Rewrite the listing from its beginning up to and including the line that contains "1084, 807, 1208]", replacing "page-header" with "running-header" and leaving all other text unchanged.
##### Provided data #####
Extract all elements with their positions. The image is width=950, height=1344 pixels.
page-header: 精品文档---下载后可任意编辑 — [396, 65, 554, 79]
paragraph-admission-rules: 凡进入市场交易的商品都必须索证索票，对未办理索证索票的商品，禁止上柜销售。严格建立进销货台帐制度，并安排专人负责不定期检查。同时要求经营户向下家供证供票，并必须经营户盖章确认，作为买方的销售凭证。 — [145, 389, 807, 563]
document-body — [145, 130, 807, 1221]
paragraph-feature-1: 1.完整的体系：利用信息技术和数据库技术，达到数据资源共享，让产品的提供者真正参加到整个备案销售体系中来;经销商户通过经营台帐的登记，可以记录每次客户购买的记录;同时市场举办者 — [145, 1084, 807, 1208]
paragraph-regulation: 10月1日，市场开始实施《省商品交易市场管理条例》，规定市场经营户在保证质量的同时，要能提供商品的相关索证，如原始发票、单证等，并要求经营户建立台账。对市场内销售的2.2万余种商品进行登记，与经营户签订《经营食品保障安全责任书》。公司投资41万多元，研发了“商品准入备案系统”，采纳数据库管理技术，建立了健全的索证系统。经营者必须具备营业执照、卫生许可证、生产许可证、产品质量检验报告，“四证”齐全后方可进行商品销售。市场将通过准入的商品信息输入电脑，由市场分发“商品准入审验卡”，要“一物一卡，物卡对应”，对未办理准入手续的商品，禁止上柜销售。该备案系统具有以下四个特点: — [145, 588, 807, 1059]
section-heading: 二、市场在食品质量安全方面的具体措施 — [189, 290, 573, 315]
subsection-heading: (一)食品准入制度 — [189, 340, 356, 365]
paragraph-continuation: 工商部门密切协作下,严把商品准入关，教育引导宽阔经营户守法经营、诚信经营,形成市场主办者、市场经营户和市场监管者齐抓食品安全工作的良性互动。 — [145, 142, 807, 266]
#####
> _Response to the exercise_:
Extract all elements with their positions. The image is width=950, height=1344 pixels.
running-header: 精品文档---下载后可任意编辑 — [396, 65, 554, 79]
paragraph-admission-rules: 凡进入市场交易的商品都必须索证索票，对未办理索证索票的商品，禁止上柜销售。严格建立进销货台帐制度，并安排专人负责不定期检查。同时要求经营户向下家供证供票，并必须经营户盖章确认，作为买方的销售凭证。 — [145, 389, 807, 563]
document-body — [145, 130, 807, 1221]
paragraph-feature-1: 1.完整的体系：利用信息技术和数据库技术，达到数据资源共享，让产品的提供者真正参加到整个备案销售体系中来;经销商户通过经营台帐的登记，可以记录每次客户购买的记录;同时市场举办者 — [145, 1084, 807, 1208]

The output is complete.